◆ **Source**:
Batch CLI Evaluation

Batch CLI evaluation handles tools that process multiple inputs at once — bulk classifiers, screening engines, or any runner that reads all tests and outputs results in one pass.

Overview

Use batch CLI evaluation when:

An external tool processes multiple inputs in a single invocation (e.g., AML screening, bulk classification)
The runner reads the eval YAML directly to extract all tests
Output is JSONL with records keyed by test id
Each test has its own evaluator to validate its corresponding output record

Execution Flow

AgentV invokes the batch runner once, passing --eval <yaml-path> and --output <jsonl-path>
Batch runner reads the eval YAML, extracts all tests, processes them, and writes JSONL output keyed by id
AgentV parses the JSONL and routes each record to its matching test by id
Per-test evaluators validate the output for each test independently

Eval File Structure

description: Batch CLI demo using structured input
execution:
  target: batch_cli

tests:
  - id: case-001
    criteria: |-
      Batch runner returns JSON with decision=CLEAR.

    expected_output:
      - role: assistant
        content:
          decision: CLEAR

    input:
      - role: system
        content: You are a batch processor.
      - role: user
        content:
          request:
            type: screening_check
            jurisdiction: AU
          row:
            id: case-001
            name: Example A
            amount: 5000

    assert:
      - name: decision-check
        type: code_judge
        script: bun run ./scripts/check-output.ts
        cwd: .

  - id: case-002
    criteria: |-
      Batch runner returns JSON with decision=REVIEW.

    expected_output:
      - role: assistant
        content:
          decision: REVIEW

    input:
      - role: system
        content: You are a batch processor.
      - role: user
        content:
          request:
            type: screening_check
            jurisdiction: AU
          row:
            id: case-002
            name: Example B
            amount: 25000

    assert:
      - name: decision-check
        type: code_judge
        script: bun run ./scripts/check-output.ts
        cwd: .

Batch Runner Contract

The batch runner reads the eval YAML directly and processes all tests in one invocation.

Input

The runner receives the eval file path via --eval and an output path via --output:

bun run batch-runner.ts --eval ./my-eval.yaml --output ./results.jsonl

Output

JSONL where each line is a JSON object with an id matching a test:

{"id": "case-001", "text": "{\"decision\": \"CLEAR\", ...}"}
{"id": "case-002", "text": "{\"decision\": \"REVIEW\", ...}"}

The id field must match the test id for AgentV to route output to the correct evaluator.

◆ **Stored data**:
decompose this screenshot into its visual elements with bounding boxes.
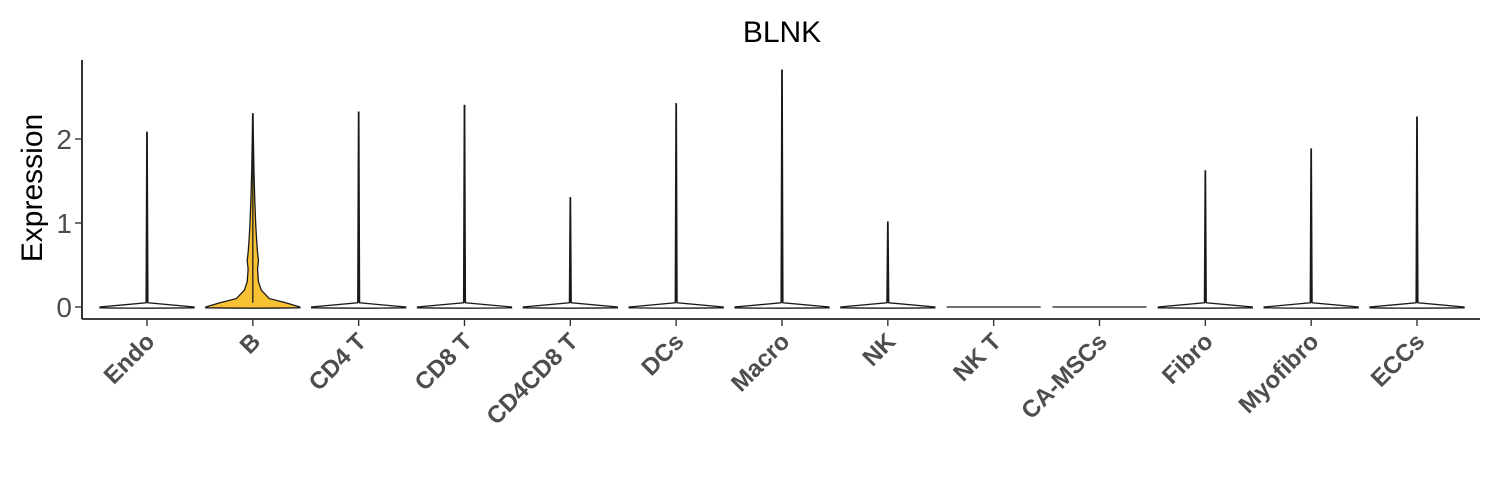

◆ **What you are asked to do**: Continue the batch CLI evaluation documentation from where it stops, following its final sentence about matching the id field to the test id.

◆ **Written answer**:
Output with Tool Trajectory

To enable tool_trajectory evaluation, include output with tool_calls:

{
  "id": "case-001",
  "text": "{\"decision\": \"CLEAR\", ...}",
  "output": [
    {
      "role": "assistant",
      "tool_calls": [
        {
          "tool": "screening_check",
          "input": { "origin_country": "NZ", "amount": 5000 },
          "output": { "decision": "CLEAR", "reasons": [] }
        }
      ]
    },
    {
      "role": "assistant",
      "content": { "decision": "CLEAR" }
    }
  ]
}

AgentV extracts tool calls directly from output[].tool_calls[] for tool_trajectory evaluators.

Evaluator Implementation

Each test has its own evaluator that validates the batch runner output. The evaluator receives the standard code_judge input via stdin.

Input (stdin):

{
  "answer": "{\"id\":\"case-001\",\"decision\":\"CLEAR\",...}",
  "expected_output": [{"role": "assistant", "content": {"decision": "CLEAR"}}],
  "input": [...]
}

Output (stdout):

{
  "score": 1.0,
  "hits": ["decision matches: CLEAR"],
  "misses": [],
  "reasoning": "Batch runner decision matches expected."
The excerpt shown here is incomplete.